REQUIREMENT: How many of the lines here include "如图所示"? Answer with a single number.

Start INPUT

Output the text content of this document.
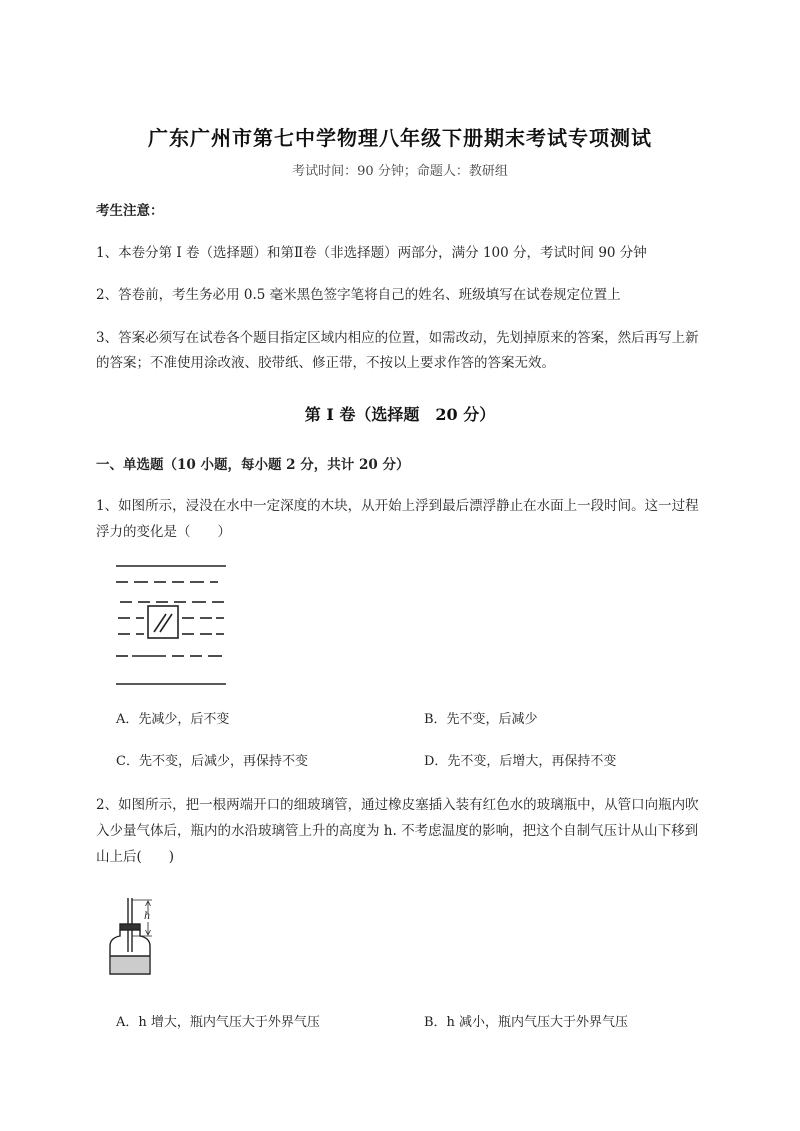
广东广州市第七中学物理八年级下册期末考试专项测试
考试时间：90 分钟；命题人：教研组
考生注意：
1、本卷分第 I 卷（选择题）和第Ⅱ卷（非选择题）两部分，满分 100 分，考试时间 90 分钟
2、答卷前，考生务必用 0.5 毫米黑色签字笔将自己的姓名、班级填写在试卷规定位置上
3、答案必须写在试卷各个题目指定区域内相应的位置，如需改动，先划掉原来的答案，然后再写上新
的答案；不准使用涂改液、胶带纸、修正带，不按以上要求作答的答案无效。
第 I 卷（选择题　20 分）
一、单选题（10 小题，每小题 2 分，共计 20 分）
1、如图所示，浸没在水中一定深度的木块，从开始上浮到最后漂浮静止在水面上一段时间。这一过程
浮力的变化是（　　）
A．先减少，后不变	B．先不变，后减少
C．先不变，后减少，再保持不变	D．先不变，后增大，再保持不变
2、如图所示，把一根两端开口的细玻璃管，通过橡皮塞插入装有红色水的玻璃瓶中，从管口向瓶内吹
入少量气体后，瓶内的水沿玻璃管上升的高度为 h. 不考虑温度的影响，把这个自制气压计从山下移到
山上后(　　)
h
A．h 增大，瓶内气压大于外界气压	B．h 减小，瓶内气压大于外界气压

End INPUT

REPLY TO THE TASK: 2